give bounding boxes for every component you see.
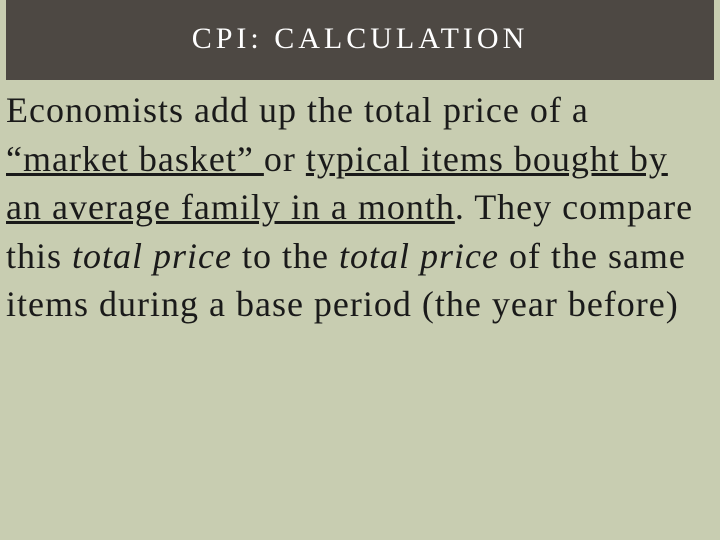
body-segment: Economists add up the total price of a: [6, 90, 589, 130]
body-segment: to the: [232, 236, 339, 276]
slide-title: CPI: CALCULATION: [192, 22, 529, 55]
body-segment-italic: total price: [339, 236, 499, 276]
slide-title-bar: CPI: CALCULATION: [6, 0, 714, 80]
body-segment: or: [264, 139, 306, 179]
body-segment-italic: total price: [72, 236, 232, 276]
slide-body: Economists add up the total price of a “…: [0, 80, 720, 329]
body-segment-underline: “market basket”: [6, 139, 264, 179]
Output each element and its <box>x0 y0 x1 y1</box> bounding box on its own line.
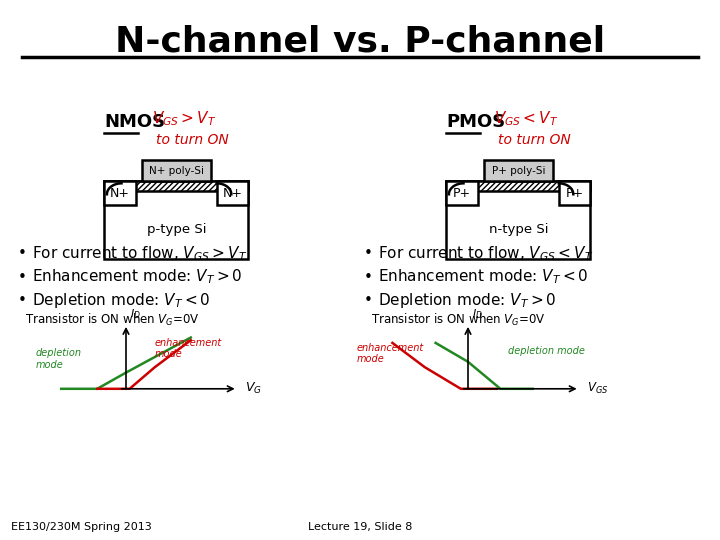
Text: Depletion mode: $V_T < 0$: Depletion mode: $V_T < 0$ <box>32 291 211 310</box>
Text: •: • <box>18 293 27 308</box>
Text: $I_D$: $I_D$ <box>472 307 482 321</box>
Text: enhancement
mode: enhancement mode <box>356 343 423 364</box>
Bar <box>104 181 136 205</box>
Bar <box>104 181 248 259</box>
Text: PMOS: PMOS <box>446 113 505 131</box>
Text: $V_G$: $V_G$ <box>245 381 261 396</box>
Bar <box>217 181 248 205</box>
Text: depletion mode: depletion mode <box>508 346 585 356</box>
Bar <box>446 181 478 205</box>
Text: to turn ON: to turn ON <box>156 133 228 147</box>
Bar <box>559 181 590 205</box>
Text: P+ poly-Si: P+ poly-Si <box>492 166 545 176</box>
Text: p-type Si: p-type Si <box>147 223 206 236</box>
Bar <box>104 181 248 191</box>
Bar <box>142 160 211 181</box>
Text: P+: P+ <box>453 186 472 200</box>
Text: For current to flow, $V_{GS} > V_T$: For current to flow, $V_{GS} > V_T$ <box>32 245 248 263</box>
Text: For current to flow, $V_{GS} < V_T$: For current to flow, $V_{GS} < V_T$ <box>378 245 593 263</box>
Text: Transistor is ON when $V_G$=0V: Transistor is ON when $V_G$=0V <box>371 312 546 328</box>
Text: $I_D$: $I_D$ <box>130 307 140 321</box>
Text: •: • <box>18 269 27 285</box>
Text: Lecture 19, Slide 8: Lecture 19, Slide 8 <box>308 522 412 532</box>
Text: Transistor is ON when $V_G$=0V: Transistor is ON when $V_G$=0V <box>25 312 200 328</box>
Text: to turn ON: to turn ON <box>498 133 570 147</box>
Text: N-channel vs. P-channel: N-channel vs. P-channel <box>115 24 605 58</box>
Text: $V_{GS}>V_T$: $V_{GS}>V_T$ <box>152 109 216 128</box>
Text: enhancement
mode: enhancement mode <box>155 338 222 359</box>
Bar <box>484 160 553 181</box>
Text: N+: N+ <box>110 186 130 200</box>
Text: •: • <box>364 293 372 308</box>
Text: depletion
mode: depletion mode <box>36 348 82 370</box>
Bar <box>446 181 590 259</box>
Text: N+: N+ <box>222 186 243 200</box>
Text: Enhancement mode: $V_T > 0$: Enhancement mode: $V_T > 0$ <box>32 268 243 286</box>
Text: Depletion mode: $V_T > 0$: Depletion mode: $V_T > 0$ <box>378 291 557 310</box>
Text: •: • <box>364 269 372 285</box>
Text: $V_{GS}<V_T$: $V_{GS}<V_T$ <box>494 109 558 128</box>
Text: $V_{GS}$: $V_{GS}$ <box>587 381 608 396</box>
Text: EE130/230M Spring 2013: EE130/230M Spring 2013 <box>11 522 151 532</box>
Text: •: • <box>364 246 372 261</box>
Text: NMOS: NMOS <box>104 113 166 131</box>
Bar <box>446 181 590 191</box>
Text: Enhancement mode: $V_T < 0$: Enhancement mode: $V_T < 0$ <box>378 268 588 286</box>
Text: N+ poly-Si: N+ poly-Si <box>149 166 204 176</box>
Text: P+: P+ <box>565 186 584 200</box>
Text: n-type Si: n-type Si <box>489 223 548 236</box>
Text: •: • <box>18 246 27 261</box>
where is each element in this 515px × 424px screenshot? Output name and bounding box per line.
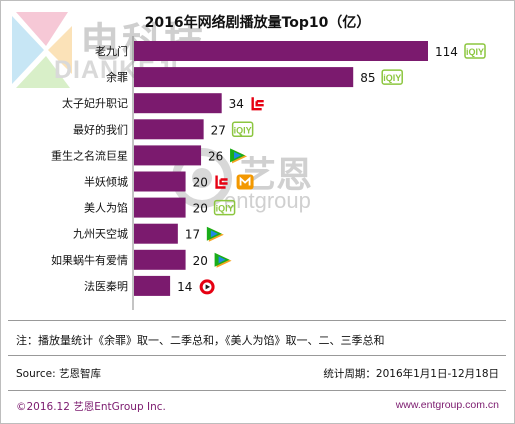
value-label: 85	[360, 71, 375, 85]
source-label: Source: 艺恩智库	[16, 368, 101, 380]
category-label: 九州天空城	[73, 227, 128, 241]
divider-bottom	[8, 390, 506, 391]
bar	[134, 145, 202, 166]
period-label: 统计周期：2016年1月1日-12月18日	[323, 368, 499, 380]
tencent-video-icon	[206, 226, 224, 242]
category-label: 老九门	[95, 44, 128, 58]
bar	[134, 223, 178, 244]
svg-text:iQIY: iQIY	[216, 204, 234, 214]
value-label: 14	[177, 280, 192, 294]
category-label: 如果蜗牛有爱情	[51, 253, 128, 267]
category-label: 余罪	[106, 70, 128, 84]
tencent-video-icon	[230, 148, 248, 164]
website-link[interactable]: www.entgroup.com.cn	[395, 399, 499, 411]
value-label: 114	[435, 45, 458, 59]
svg-text:iQIY: iQIY	[234, 125, 252, 135]
value-label: 20	[193, 176, 208, 190]
mgtv-icon	[236, 174, 254, 190]
sohu-video-icon	[199, 279, 215, 295]
bar	[134, 119, 204, 140]
value-label: 27	[211, 123, 226, 137]
value-label: 17	[185, 228, 200, 242]
bar	[134, 171, 186, 192]
footnote: 注：播放量统计《余罪》取一、二季总和，《美人为馅》取一、二、三季总和	[16, 334, 385, 347]
value-label: 34	[229, 97, 244, 111]
logo-mark-icon	[12, 12, 72, 88]
bar	[134, 93, 222, 114]
category-label: 重生之名流巨星	[51, 148, 128, 162]
svg-text:iQIY: iQIY	[383, 73, 401, 83]
bar	[134, 275, 171, 296]
divider-top	[8, 320, 506, 321]
copyright-text: ©2016.12 艺恩EntGroup Inc.	[16, 401, 166, 413]
iqiyi-icon: iQIY	[213, 199, 236, 216]
chart-title: 2016年网络剧播放量Top10（亿）	[144, 15, 371, 31]
category-label: 最好的我们	[73, 122, 128, 136]
bar	[134, 67, 354, 88]
iqiyi-icon: iQIY	[231, 121, 254, 138]
category-label: 法医秦明	[84, 279, 128, 293]
divider-mid	[8, 355, 506, 356]
category-label: 半妖倾城	[84, 175, 128, 189]
letv-icon	[251, 97, 264, 111]
value-label: 20	[193, 254, 208, 268]
category-label: 太子妃升职记	[62, 96, 128, 110]
value-label: 20	[193, 202, 208, 216]
bar-chart: 老九门 114 iQIY 余罪 85 iQIY 太子妃升职记 34 最好的我们 27 iQIY 重生之…	[51, 36, 486, 310]
bar	[134, 249, 186, 270]
watermark-en-text: entgroup	[224, 188, 311, 213]
svg-text:iQIY: iQIY	[466, 47, 484, 57]
bar	[134, 41, 428, 61]
bar	[134, 197, 186, 218]
iqiyi-icon: iQIY	[464, 43, 486, 59]
tencent-video-icon	[214, 252, 232, 268]
letv-icon	[215, 175, 228, 189]
iqiyi-icon: iQIY	[381, 69, 403, 85]
value-label: 26	[208, 149, 223, 163]
category-label: 美人为馅	[84, 201, 128, 215]
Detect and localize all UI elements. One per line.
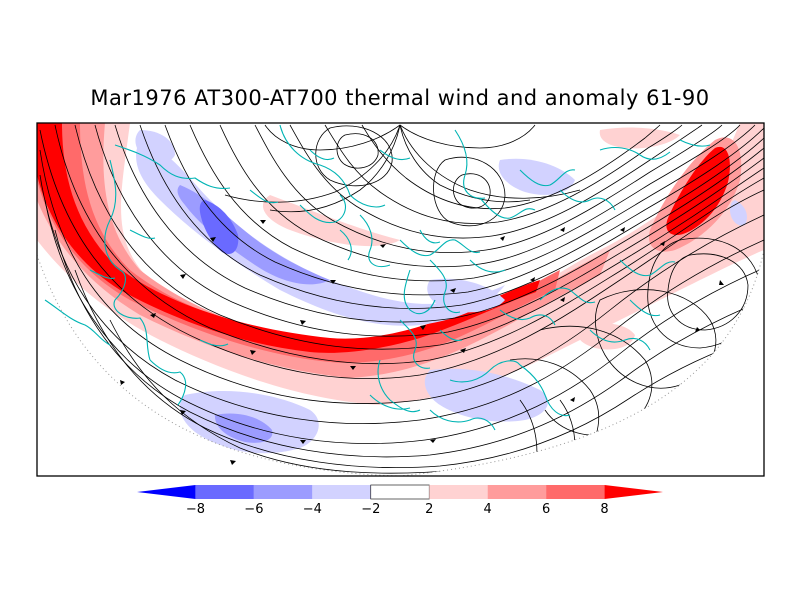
colorbar-segment bbox=[370, 484, 430, 500]
map-frame bbox=[36, 122, 765, 477]
colorbar: −8 −6 −4 −2 2 4 6 8 bbox=[137, 484, 663, 517]
anomaly-shading bbox=[37, 123, 764, 454]
colorbar-tick-label: 4 bbox=[484, 502, 492, 517]
map-title: Mar1976 AT300-AT700 thermal wind and ano… bbox=[90, 86, 710, 110]
colorbar-segment bbox=[195, 485, 254, 499]
colorbar-tick-label: −2 bbox=[361, 502, 380, 517]
colorbar-tick-label: 6 bbox=[542, 502, 550, 517]
colorbar-tick-label: 2 bbox=[425, 502, 433, 517]
streamlines bbox=[39, 124, 764, 474]
colorbar-tick-label: −6 bbox=[244, 502, 263, 517]
colorbar-segment bbox=[312, 485, 371, 499]
flow-arrows bbox=[120, 220, 724, 465]
colorbar-tick-label: −4 bbox=[303, 502, 322, 517]
colorbar-segment bbox=[429, 485, 488, 499]
colorbar-segment bbox=[137, 485, 196, 499]
colorbar-tick-label: −8 bbox=[186, 502, 205, 517]
colorbar-tick-label: 8 bbox=[600, 502, 608, 517]
colorbar-segment bbox=[604, 485, 663, 499]
colorbar-segment bbox=[253, 485, 313, 499]
colorbar-segment bbox=[546, 485, 605, 499]
colorbar-segment bbox=[487, 485, 547, 499]
hemisphere-edge bbox=[37, 249, 764, 476]
coastlines bbox=[44, 124, 711, 431]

● ● ●

* Given request *
Please copy out the material word for word, beginning with the line that contains "body-segment: Economists add" and continuing through the line that contains "Output each element", both included.

* Finished task *
body-segment: Economists add up the total price of a: [6, 90, 589, 130]
body-segment: to the: [232, 236, 339, 276]
slide-title: CPI: CALCULATION: [192, 22, 529, 55]
body-segment-italic: total price: [339, 236, 499, 276]
slide-title-bar: CPI: CALCULATION: [6, 0, 714, 80]
body-segment: or: [264, 139, 306, 179]
body-segment-italic: total price: [72, 236, 232, 276]
slide-body: Economists add up the total price of a “…: [0, 80, 720, 329]
body-segment-underline: “market basket”: [6, 139, 264, 179]
Output each element and its <box>x0 y0 x1 y1</box> bounding box on its own line.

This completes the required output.